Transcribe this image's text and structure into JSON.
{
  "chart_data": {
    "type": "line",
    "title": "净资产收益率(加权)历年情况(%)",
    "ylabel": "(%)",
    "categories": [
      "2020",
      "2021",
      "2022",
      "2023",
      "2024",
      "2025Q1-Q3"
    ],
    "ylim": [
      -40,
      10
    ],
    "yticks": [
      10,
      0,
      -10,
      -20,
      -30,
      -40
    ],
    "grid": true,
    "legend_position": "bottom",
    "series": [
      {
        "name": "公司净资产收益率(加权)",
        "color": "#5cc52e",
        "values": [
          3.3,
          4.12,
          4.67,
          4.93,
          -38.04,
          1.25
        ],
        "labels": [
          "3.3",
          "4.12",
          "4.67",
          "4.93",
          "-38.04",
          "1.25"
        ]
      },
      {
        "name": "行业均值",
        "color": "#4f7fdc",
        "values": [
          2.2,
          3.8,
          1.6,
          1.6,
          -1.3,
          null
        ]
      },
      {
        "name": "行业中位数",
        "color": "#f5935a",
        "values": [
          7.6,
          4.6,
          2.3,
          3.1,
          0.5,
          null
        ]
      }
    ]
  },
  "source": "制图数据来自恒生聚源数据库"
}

-*-*-

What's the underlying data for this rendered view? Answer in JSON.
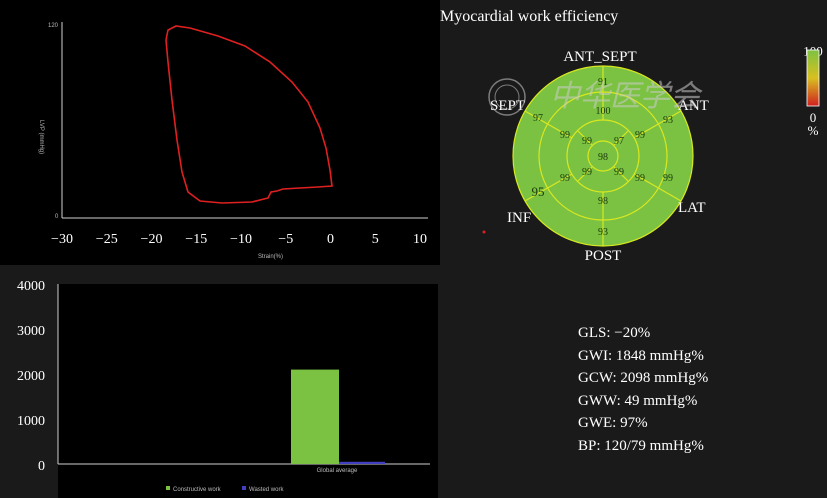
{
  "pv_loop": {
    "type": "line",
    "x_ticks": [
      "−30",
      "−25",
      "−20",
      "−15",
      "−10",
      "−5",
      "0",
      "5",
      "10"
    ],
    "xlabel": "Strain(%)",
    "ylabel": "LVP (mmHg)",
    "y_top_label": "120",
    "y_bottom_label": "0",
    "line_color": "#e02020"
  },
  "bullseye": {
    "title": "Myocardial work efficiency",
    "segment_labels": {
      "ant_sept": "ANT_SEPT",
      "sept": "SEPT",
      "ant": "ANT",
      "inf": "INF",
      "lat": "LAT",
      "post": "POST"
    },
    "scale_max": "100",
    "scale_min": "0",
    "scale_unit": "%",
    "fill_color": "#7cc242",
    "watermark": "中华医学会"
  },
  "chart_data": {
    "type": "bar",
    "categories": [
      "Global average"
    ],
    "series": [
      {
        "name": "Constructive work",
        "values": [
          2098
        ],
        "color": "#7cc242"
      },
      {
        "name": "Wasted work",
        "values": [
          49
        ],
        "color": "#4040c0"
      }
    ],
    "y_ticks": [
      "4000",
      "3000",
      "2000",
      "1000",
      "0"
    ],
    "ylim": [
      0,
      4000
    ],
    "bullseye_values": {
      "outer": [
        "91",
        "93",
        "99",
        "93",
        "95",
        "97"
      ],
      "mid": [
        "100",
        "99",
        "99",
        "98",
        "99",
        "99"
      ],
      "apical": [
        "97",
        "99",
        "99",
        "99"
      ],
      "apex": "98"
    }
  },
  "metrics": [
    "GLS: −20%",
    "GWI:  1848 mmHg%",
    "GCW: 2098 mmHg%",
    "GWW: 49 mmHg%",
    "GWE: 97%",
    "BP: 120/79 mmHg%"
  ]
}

-*-*-

What you will do: Pull out every line of the records above that contains the word "mmHg".

Correct response:
    "ylabel": "LVP (mmHg)",
    "GWI:  1848 mmHg%",
    "GCW: 2098 mmHg%",
    "GWW: 49 mmHg%",
    "BP: 120/79 mmHg%"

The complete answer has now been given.